Instruction — Show every line below where "years" can be found.

Dataset entries —
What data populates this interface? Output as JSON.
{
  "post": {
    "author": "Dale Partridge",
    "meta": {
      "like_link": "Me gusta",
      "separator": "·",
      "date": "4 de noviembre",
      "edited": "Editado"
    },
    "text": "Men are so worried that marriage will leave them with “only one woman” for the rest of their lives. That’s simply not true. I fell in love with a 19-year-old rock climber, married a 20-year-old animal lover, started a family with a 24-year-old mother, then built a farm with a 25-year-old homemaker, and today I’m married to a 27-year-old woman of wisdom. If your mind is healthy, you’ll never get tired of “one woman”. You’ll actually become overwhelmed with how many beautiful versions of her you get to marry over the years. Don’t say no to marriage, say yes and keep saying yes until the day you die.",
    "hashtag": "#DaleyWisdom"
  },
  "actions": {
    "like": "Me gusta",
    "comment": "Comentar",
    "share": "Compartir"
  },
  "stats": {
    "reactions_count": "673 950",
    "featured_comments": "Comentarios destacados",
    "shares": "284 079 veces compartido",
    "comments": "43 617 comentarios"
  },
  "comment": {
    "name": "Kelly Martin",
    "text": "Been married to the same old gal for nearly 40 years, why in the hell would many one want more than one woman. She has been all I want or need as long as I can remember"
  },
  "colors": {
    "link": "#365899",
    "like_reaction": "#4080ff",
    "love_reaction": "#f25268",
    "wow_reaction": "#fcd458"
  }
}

Solution for this exercise —
    "text": "Men are so worried that marriage will leave them with “only one woman” for the rest of their lives. That’s simply not true. I fell in love with a 19-year-old rock climber, married a 20-year-old animal lover, started a family with a 24-year-old mother, then built a farm with a 25-year-old homemaker, and today I’m married to a 27-year-old woman of wisdom. If your mind is healthy, you’ll never get tired of “one woman”. You’ll actually become overwhelmed with how many beautiful versions of her you get to marry over the years. Don’t say no to marriage, say yes and keep saying yes until the day you die.",
    "text": "Been married to the same old gal for nearly 40 years, why in the hell would many one want more than one woman. She has been all I want or need as long as I can remember"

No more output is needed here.